+++ Excerpted data
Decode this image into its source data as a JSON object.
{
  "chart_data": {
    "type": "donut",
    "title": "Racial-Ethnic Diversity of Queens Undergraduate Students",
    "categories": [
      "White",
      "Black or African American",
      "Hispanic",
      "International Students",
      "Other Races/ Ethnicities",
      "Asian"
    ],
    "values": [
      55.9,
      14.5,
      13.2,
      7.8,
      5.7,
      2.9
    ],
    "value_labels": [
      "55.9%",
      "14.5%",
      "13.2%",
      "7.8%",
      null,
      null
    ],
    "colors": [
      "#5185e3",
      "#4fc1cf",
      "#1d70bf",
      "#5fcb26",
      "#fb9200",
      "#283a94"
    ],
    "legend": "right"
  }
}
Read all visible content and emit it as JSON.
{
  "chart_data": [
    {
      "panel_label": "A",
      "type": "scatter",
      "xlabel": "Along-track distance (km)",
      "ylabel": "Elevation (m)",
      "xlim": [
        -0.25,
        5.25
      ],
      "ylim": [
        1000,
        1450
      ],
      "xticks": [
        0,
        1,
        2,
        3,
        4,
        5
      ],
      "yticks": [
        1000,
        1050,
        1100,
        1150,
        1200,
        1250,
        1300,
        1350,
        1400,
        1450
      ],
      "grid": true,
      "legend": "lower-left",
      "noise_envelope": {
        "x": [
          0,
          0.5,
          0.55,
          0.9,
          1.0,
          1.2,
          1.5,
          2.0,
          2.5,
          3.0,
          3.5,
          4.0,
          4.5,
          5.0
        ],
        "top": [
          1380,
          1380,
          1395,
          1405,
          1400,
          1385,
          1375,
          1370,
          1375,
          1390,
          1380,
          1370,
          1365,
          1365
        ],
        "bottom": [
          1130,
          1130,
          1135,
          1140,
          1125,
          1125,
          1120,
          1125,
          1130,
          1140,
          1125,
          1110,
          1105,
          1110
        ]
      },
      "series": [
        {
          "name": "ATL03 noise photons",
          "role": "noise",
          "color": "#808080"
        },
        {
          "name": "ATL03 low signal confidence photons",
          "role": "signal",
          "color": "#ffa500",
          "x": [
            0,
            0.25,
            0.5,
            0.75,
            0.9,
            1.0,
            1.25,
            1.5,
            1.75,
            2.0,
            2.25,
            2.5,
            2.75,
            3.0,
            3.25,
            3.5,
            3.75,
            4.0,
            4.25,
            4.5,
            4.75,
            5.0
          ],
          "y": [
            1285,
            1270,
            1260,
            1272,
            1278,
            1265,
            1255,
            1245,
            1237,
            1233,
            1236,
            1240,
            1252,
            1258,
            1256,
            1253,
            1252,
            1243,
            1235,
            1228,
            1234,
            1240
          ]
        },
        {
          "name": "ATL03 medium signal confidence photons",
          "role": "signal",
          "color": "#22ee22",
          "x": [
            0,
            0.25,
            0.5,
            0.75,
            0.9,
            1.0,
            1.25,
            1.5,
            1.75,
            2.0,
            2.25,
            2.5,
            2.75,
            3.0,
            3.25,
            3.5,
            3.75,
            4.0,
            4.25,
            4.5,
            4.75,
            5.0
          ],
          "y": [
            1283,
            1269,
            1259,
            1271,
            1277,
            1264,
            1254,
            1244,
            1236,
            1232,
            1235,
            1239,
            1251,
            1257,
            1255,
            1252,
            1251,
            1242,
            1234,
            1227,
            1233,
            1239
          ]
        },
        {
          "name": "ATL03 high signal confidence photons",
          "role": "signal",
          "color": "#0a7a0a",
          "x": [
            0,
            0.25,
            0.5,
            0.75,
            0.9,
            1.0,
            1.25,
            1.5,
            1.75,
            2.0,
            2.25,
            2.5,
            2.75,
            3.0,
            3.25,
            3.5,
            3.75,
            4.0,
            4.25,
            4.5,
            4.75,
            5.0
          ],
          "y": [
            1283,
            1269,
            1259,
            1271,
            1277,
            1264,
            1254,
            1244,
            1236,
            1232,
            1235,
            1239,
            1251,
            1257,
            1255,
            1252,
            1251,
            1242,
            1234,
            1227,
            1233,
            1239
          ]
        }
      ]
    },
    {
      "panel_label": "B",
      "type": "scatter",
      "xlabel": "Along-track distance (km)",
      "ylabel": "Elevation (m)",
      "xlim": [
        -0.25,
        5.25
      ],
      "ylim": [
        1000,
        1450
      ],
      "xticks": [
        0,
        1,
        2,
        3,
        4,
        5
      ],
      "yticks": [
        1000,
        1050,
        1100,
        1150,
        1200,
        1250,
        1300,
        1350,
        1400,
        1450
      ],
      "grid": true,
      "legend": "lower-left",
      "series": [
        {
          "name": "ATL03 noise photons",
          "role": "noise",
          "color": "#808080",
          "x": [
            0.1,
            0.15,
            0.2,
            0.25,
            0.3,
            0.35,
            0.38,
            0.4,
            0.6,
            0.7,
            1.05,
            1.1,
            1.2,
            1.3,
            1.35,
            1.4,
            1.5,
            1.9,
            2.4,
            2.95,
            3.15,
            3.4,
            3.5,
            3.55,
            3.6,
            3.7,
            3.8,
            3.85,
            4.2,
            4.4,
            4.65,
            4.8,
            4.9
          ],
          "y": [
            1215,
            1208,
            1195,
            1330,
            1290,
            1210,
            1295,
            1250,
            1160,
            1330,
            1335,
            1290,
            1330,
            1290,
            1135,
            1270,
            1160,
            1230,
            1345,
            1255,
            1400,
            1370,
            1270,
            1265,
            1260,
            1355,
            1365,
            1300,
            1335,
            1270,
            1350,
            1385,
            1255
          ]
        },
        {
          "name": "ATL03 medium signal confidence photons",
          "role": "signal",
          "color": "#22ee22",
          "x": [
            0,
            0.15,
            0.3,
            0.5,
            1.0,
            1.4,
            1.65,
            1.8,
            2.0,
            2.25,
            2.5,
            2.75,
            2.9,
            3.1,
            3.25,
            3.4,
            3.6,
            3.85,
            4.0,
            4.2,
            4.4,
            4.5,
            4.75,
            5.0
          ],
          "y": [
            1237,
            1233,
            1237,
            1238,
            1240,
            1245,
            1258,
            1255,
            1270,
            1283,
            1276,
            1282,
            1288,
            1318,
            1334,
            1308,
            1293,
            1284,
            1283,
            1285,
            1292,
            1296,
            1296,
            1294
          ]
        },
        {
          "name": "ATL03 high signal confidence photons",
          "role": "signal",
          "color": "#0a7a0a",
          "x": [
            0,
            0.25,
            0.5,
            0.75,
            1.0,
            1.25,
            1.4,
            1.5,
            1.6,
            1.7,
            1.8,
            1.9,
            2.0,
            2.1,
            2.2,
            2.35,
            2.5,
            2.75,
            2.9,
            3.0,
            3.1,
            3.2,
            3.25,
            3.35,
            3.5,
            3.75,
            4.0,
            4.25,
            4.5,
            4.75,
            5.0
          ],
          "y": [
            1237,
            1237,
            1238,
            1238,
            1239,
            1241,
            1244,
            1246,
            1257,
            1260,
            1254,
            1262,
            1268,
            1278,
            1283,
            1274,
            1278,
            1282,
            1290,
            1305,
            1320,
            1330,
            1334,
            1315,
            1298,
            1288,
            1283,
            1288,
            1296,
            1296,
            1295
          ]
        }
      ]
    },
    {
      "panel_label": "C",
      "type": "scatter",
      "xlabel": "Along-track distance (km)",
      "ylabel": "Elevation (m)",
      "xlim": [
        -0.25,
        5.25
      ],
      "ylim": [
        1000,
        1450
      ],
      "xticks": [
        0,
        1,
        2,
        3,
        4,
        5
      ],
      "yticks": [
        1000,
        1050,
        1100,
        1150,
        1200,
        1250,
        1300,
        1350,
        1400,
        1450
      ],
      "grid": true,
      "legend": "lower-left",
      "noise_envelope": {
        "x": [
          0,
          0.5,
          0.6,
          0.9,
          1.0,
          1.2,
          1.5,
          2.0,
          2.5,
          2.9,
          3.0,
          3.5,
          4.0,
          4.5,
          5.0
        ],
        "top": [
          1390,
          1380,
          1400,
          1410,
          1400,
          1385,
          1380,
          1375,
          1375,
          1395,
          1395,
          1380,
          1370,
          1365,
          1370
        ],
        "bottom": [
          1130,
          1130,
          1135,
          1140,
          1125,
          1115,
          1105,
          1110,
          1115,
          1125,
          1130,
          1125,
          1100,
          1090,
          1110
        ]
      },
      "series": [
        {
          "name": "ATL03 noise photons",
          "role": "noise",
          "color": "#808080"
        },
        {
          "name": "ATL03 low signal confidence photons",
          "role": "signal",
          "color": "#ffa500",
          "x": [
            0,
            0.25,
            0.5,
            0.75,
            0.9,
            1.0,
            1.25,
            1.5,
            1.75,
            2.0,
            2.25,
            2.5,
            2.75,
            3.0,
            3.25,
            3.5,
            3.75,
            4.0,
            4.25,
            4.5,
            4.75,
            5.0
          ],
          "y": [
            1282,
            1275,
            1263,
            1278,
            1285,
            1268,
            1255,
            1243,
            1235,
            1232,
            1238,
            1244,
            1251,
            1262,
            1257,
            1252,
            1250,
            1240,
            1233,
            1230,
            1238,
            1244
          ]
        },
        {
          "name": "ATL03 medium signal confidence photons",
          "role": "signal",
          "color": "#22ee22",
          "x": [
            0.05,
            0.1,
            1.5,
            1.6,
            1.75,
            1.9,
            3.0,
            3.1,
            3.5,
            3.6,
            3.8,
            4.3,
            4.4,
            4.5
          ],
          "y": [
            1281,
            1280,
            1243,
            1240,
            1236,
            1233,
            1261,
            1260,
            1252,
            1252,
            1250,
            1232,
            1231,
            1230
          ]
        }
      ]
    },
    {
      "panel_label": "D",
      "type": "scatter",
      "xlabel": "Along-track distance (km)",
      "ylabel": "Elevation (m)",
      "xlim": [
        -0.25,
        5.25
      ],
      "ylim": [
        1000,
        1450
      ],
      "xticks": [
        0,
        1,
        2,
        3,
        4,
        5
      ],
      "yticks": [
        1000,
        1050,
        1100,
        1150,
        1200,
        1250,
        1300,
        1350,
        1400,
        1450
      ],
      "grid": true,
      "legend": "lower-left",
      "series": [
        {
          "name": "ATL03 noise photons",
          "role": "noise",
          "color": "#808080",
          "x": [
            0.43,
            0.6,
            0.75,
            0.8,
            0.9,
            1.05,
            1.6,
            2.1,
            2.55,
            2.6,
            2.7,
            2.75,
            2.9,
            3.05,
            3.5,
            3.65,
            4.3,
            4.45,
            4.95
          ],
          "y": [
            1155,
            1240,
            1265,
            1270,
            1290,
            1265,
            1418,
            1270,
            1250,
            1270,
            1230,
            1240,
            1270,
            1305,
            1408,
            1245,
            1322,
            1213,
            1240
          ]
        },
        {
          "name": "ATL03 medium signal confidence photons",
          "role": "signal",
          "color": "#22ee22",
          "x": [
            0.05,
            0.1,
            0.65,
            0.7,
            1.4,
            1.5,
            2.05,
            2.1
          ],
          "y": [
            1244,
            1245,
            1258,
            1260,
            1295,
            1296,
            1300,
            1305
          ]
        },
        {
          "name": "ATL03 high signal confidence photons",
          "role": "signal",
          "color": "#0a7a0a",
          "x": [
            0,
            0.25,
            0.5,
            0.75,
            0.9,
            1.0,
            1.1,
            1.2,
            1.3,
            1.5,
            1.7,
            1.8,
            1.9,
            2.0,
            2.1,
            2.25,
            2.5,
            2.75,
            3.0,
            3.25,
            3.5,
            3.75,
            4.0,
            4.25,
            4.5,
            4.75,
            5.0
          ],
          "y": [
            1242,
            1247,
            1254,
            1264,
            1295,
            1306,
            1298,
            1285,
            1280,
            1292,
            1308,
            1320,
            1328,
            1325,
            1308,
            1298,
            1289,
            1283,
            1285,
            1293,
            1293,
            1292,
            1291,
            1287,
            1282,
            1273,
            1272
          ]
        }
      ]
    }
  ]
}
++++++
• What is expected:
Return every line of the preceding records in which the word "Students" appears.

• Response to the exercise:
    "title": "Racial-Ethnic Diversity of Queens Undergraduate Students",
      "International Students",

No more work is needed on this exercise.